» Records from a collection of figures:
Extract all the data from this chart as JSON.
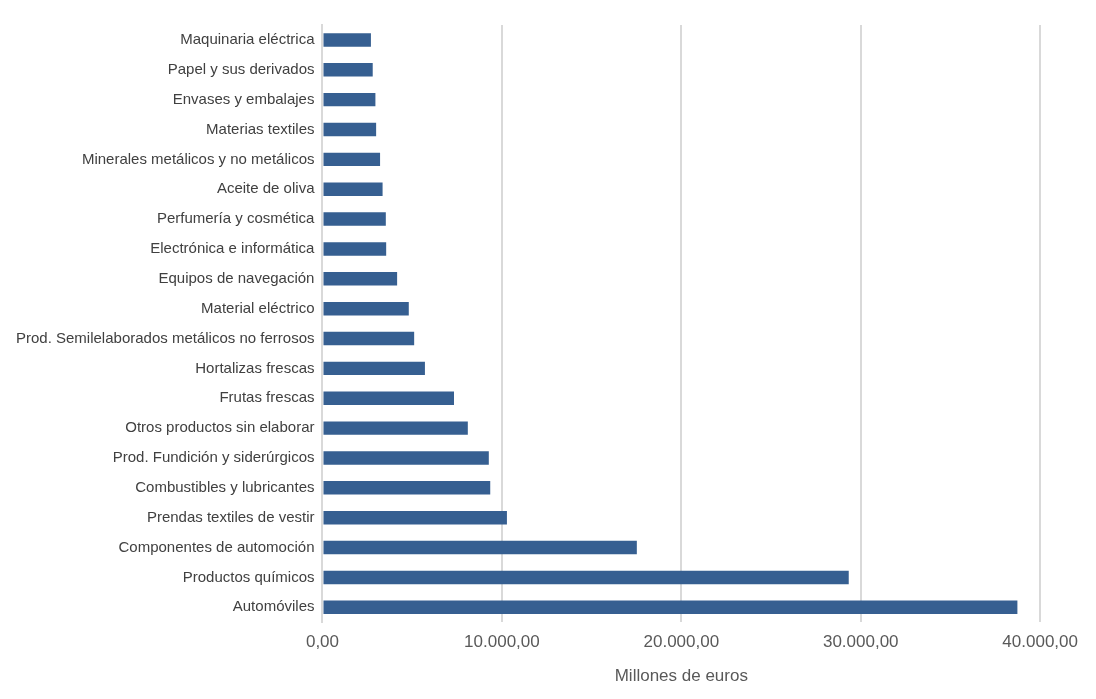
{
  "chart_data": {
    "type": "bar",
    "orientation": "horizontal",
    "xlabel": "Millones de euros",
    "categories": [
      "Maquinaria eléctrica",
      "Papel y sus derivados",
      "Envases y embalajes",
      "Materias textiles",
      "Minerales metálicos y no metálicos",
      "Aceite de oliva",
      "Perfumería y cosmética",
      "Electrónica e informática",
      "Equipos de navegación",
      "Material eléctrico",
      "Prod. Semilelaborados metálicos no ferrosos",
      "Hortalizas frescas",
      "Frutas frescas",
      "Otros productos sin elaborar",
      "Prod. Fundición y siderúrgicos",
      "Combustibles y lubricantes",
      "Prendas textiles de vestir",
      "Componentes de automoción",
      "Productos químicos",
      "Automóviles"
    ],
    "values": [
      2700,
      2800,
      2950,
      2990,
      3210,
      3350,
      3530,
      3550,
      4160,
      4810,
      5110,
      5710,
      7330,
      8100,
      9270,
      9350,
      10280,
      17520,
      29330,
      38730
    ],
    "color": "#365f91",
    "xlim": [
      0,
      40000
    ],
    "xticks": [
      {
        "value": 0,
        "label": "0,00"
      },
      {
        "value": 10000,
        "label": "10.000,00"
      },
      {
        "value": 20000,
        "label": "20.000,00"
      },
      {
        "value": 30000,
        "label": "30.000,00"
      },
      {
        "value": 40000,
        "label": "40.000,00"
      }
    ],
    "grid": "x",
    "legend": false
  }
}
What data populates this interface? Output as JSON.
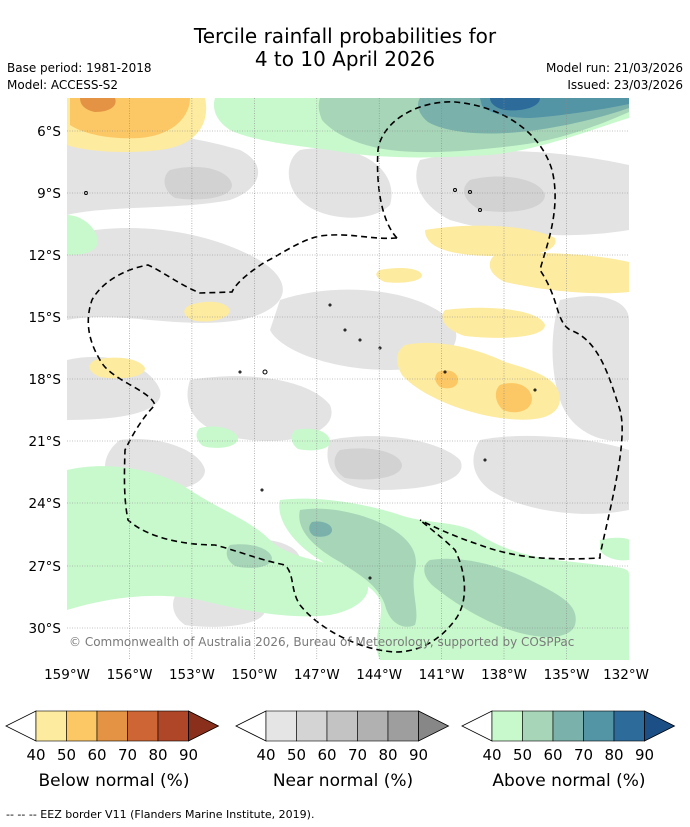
{
  "title": {
    "line1": "Tercile rainfall probabilities for",
    "line2": "4 to 10 April 2026"
  },
  "meta": {
    "base_period": "Base period: 1981-2018",
    "model": "Model: ACCESS-S2",
    "model_run": "Model run: 21/03/2026",
    "issued": "Issued: 23/03/2026"
  },
  "map": {
    "lat_labels": [
      "6°S",
      "9°S",
      "12°S",
      "15°S",
      "18°S",
      "21°S",
      "24°S",
      "27°S",
      "30°S"
    ],
    "lon_labels": [
      "159°W",
      "156°W",
      "153°W",
      "150°W",
      "147°W",
      "144°W",
      "141°W",
      "138°W",
      "135°W",
      "132°W"
    ],
    "copyright": "© Commonwealth of Australia 2026, Bureau of Meteorology, supported by COSPPac"
  },
  "colorbars": {
    "below": {
      "label": "Below normal (%)",
      "ticks": [
        "40",
        "50",
        "60",
        "70",
        "80",
        "90"
      ],
      "colors": [
        "#ffffff",
        "#fdeba0",
        "#fcc866",
        "#e39343",
        "#cd6634",
        "#ae4627",
        "#8a2f1b"
      ]
    },
    "near": {
      "label": "Near normal (%)",
      "ticks": [
        "40",
        "50",
        "60",
        "70",
        "80",
        "90"
      ],
      "colors": [
        "#ffffff",
        "#e5e5e5",
        "#d4d4d4",
        "#c3c3c3",
        "#b1b1b1",
        "#9e9e9e",
        "#878787"
      ]
    },
    "above": {
      "label": "Above normal (%)",
      "ticks": [
        "40",
        "50",
        "60",
        "70",
        "80",
        "90"
      ],
      "colors": [
        "#ffffff",
        "#c8f9cc",
        "#a6d6b7",
        "#7ab1ab",
        "#5394a5",
        "#2d6b9a",
        "#1b4f85"
      ]
    }
  },
  "footer": "--  --  -- EEZ border V11 (Flanders Marine Institute, 2019)."
}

» Directions for this task:
Tally the lines in the records above that contain the word "JSON", and give only that number.

» Completed exercise:
2